*PROBLEM DESCRIPTION*:
Which lines hold the word "with"? Copy each one.

Dataset excerpt
========

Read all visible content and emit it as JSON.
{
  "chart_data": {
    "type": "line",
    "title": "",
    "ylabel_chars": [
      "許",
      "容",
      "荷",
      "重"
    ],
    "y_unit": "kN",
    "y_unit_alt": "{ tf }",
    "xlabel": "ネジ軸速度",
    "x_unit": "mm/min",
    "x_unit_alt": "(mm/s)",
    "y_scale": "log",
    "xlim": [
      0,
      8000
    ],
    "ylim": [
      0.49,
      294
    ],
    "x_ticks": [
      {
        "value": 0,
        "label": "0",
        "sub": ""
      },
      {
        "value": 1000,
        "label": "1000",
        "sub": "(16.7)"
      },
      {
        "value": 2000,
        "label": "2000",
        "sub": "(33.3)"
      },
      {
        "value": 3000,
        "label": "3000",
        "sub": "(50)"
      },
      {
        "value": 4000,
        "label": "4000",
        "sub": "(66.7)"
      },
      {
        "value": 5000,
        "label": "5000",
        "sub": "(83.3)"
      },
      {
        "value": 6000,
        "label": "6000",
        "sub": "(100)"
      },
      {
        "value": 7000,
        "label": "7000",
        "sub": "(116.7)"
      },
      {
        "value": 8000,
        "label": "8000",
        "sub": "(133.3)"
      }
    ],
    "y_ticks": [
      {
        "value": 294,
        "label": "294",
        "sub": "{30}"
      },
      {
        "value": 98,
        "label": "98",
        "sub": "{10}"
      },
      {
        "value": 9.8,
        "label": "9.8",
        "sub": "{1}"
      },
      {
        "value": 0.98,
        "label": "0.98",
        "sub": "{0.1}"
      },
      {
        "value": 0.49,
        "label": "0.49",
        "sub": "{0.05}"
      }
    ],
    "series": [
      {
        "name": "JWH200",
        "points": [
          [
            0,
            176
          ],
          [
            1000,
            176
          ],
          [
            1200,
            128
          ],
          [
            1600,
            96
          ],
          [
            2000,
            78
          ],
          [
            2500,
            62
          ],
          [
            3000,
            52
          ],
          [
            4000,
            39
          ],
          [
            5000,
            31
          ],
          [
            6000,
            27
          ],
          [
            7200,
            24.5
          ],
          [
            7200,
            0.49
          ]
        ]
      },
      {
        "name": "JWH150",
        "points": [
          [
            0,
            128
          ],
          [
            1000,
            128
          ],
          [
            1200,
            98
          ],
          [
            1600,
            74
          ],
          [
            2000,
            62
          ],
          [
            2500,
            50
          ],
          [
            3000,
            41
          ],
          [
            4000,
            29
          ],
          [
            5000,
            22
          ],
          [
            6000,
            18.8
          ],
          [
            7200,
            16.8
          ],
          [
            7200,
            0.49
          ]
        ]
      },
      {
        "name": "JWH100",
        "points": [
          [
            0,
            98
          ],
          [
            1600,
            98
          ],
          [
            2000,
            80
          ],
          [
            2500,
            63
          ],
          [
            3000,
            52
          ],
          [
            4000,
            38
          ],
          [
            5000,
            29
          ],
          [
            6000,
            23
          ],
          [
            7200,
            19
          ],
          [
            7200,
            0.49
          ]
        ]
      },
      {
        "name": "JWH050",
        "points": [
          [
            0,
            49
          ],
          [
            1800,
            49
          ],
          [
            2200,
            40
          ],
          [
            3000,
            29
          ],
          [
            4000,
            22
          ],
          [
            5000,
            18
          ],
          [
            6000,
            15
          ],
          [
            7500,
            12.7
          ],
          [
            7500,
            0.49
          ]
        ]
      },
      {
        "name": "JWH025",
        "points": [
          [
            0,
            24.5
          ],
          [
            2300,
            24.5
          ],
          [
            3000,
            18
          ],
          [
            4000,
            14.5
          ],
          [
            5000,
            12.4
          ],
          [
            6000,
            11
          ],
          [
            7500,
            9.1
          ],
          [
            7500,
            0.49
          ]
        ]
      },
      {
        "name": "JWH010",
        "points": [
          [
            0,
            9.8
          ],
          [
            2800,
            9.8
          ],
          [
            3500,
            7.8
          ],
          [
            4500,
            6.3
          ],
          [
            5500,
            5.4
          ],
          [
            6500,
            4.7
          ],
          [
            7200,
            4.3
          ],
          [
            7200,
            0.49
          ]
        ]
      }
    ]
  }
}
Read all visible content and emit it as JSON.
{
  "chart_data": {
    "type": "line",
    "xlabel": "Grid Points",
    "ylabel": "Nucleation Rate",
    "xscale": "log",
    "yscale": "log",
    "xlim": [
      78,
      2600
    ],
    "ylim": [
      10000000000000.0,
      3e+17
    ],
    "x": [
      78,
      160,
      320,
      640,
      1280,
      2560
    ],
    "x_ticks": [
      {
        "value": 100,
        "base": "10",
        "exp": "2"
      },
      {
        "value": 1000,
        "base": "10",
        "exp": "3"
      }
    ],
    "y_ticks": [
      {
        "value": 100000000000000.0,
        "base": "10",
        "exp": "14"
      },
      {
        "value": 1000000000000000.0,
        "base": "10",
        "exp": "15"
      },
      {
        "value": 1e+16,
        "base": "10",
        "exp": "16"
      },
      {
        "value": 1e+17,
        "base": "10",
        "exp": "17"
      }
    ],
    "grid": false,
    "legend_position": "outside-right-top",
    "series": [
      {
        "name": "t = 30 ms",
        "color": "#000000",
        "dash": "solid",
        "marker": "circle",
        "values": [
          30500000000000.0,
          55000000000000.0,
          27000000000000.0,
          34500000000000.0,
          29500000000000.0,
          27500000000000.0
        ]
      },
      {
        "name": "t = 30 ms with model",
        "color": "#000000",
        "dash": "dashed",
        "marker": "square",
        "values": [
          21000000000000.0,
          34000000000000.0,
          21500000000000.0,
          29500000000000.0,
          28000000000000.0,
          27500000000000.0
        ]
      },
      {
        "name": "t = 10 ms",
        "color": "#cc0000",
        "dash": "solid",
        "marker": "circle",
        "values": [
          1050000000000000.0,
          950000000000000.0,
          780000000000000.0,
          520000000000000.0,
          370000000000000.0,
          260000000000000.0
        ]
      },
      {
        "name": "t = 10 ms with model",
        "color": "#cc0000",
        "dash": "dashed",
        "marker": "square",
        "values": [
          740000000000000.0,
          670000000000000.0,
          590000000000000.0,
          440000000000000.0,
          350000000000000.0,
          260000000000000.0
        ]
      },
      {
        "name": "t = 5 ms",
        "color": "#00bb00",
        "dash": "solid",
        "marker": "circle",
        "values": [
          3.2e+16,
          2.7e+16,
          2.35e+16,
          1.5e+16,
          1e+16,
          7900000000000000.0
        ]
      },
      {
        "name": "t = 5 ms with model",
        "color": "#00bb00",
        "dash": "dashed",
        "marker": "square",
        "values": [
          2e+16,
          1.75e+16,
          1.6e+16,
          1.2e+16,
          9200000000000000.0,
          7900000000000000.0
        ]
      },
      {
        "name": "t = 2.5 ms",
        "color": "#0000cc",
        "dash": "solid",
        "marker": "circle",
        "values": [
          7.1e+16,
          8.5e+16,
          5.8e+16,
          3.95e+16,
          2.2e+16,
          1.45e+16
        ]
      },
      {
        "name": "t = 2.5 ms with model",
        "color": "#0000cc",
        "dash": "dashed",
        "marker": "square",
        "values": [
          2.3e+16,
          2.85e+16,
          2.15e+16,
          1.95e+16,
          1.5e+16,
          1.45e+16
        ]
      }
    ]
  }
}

========

*EXERCISE ANSWER*:
        "name": "t = 30 ms with model",
        "name": "t = 10 ms with model",
        "name": "t = 5 ms with model",
        "name": "t = 2.5 ms with model",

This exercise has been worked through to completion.